Dataset listings of figures
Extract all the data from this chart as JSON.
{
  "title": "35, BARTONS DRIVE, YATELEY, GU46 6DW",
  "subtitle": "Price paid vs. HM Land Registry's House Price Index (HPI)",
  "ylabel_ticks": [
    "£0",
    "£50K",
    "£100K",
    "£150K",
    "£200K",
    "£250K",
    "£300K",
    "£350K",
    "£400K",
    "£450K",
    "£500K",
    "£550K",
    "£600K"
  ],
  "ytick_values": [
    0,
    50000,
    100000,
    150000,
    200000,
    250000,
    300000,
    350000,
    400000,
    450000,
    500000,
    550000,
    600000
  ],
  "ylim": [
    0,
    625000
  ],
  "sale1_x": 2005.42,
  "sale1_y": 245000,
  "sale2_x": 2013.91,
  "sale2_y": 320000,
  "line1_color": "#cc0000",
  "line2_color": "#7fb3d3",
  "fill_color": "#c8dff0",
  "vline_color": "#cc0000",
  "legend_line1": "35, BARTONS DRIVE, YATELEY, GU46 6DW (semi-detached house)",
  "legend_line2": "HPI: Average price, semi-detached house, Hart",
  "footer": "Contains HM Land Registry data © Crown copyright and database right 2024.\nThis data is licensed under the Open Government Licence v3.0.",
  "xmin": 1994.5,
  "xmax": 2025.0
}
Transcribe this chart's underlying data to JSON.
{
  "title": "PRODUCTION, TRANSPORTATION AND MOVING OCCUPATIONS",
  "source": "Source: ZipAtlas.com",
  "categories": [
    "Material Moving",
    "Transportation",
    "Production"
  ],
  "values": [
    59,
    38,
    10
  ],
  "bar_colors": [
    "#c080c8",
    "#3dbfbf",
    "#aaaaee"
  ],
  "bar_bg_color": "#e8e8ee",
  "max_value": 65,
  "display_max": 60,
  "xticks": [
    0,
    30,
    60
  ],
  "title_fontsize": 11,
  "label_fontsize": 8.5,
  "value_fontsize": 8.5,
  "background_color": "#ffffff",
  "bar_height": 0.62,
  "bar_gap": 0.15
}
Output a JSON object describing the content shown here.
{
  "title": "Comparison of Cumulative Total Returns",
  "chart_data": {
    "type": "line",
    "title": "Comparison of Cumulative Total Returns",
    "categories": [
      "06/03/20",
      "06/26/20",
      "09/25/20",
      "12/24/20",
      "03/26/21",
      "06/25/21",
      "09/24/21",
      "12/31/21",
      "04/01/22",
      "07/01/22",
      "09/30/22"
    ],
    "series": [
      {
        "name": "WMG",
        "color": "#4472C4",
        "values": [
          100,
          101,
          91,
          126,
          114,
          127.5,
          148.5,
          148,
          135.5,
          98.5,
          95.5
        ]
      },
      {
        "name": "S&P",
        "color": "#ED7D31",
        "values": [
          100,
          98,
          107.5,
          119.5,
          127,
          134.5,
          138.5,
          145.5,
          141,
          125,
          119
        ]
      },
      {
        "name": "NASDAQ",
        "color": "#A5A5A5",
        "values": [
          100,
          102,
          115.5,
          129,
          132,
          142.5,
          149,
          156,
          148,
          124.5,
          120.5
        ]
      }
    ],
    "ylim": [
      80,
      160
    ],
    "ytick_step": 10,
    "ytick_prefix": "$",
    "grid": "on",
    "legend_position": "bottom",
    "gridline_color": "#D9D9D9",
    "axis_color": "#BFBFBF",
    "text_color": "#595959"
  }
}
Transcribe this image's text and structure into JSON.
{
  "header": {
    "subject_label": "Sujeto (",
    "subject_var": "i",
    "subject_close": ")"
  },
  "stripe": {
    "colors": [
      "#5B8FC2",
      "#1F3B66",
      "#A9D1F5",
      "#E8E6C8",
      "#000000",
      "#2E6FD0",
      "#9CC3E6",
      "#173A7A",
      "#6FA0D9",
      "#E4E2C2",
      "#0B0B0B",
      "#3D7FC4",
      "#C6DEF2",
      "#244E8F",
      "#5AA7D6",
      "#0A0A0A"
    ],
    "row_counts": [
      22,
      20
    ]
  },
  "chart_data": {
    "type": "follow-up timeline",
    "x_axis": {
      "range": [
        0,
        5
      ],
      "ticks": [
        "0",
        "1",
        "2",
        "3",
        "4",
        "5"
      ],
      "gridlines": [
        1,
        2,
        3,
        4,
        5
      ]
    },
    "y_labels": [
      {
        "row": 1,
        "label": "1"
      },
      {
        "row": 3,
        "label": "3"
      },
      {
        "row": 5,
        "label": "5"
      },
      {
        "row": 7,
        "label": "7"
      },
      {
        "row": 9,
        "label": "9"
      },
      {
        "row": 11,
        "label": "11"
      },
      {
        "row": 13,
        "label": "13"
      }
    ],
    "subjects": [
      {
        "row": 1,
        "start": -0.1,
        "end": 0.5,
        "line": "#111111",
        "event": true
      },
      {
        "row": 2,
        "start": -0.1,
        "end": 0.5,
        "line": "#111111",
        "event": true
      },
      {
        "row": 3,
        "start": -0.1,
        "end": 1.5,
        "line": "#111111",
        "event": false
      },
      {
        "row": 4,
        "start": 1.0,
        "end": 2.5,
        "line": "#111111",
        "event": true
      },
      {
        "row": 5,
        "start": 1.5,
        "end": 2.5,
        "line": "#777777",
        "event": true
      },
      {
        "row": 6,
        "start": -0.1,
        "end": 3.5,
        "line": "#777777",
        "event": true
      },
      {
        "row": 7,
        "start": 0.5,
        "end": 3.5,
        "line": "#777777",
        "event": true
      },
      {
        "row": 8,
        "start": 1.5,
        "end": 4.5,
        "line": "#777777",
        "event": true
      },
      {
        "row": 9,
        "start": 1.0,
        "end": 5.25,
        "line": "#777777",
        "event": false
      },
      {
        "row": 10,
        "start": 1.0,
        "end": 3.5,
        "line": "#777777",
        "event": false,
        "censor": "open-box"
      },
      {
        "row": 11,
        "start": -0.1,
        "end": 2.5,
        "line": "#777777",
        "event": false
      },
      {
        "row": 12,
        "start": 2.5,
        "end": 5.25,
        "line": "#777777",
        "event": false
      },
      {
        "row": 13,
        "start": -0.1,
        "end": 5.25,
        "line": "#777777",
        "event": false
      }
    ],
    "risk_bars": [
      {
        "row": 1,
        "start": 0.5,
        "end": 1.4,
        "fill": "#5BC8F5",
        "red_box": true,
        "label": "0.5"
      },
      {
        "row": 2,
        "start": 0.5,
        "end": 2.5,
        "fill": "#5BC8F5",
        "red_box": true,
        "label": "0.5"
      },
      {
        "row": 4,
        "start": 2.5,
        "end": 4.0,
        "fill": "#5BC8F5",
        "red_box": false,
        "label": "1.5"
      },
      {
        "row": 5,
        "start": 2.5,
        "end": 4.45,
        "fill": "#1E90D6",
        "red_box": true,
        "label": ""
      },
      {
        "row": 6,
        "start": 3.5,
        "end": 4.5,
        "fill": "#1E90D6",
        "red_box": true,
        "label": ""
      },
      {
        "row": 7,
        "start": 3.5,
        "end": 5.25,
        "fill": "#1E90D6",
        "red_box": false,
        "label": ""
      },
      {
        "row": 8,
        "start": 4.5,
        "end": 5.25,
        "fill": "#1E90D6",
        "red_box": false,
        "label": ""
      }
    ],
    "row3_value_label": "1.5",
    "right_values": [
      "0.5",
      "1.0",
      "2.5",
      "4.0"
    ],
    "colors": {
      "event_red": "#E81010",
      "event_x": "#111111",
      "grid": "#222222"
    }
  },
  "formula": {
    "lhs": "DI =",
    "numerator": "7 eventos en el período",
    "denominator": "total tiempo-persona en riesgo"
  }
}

**PROBLEM STATEMENT:**
Tell how many lines include "Land". The number is the whole answer.

**WRITTEN RESPONSE:**
2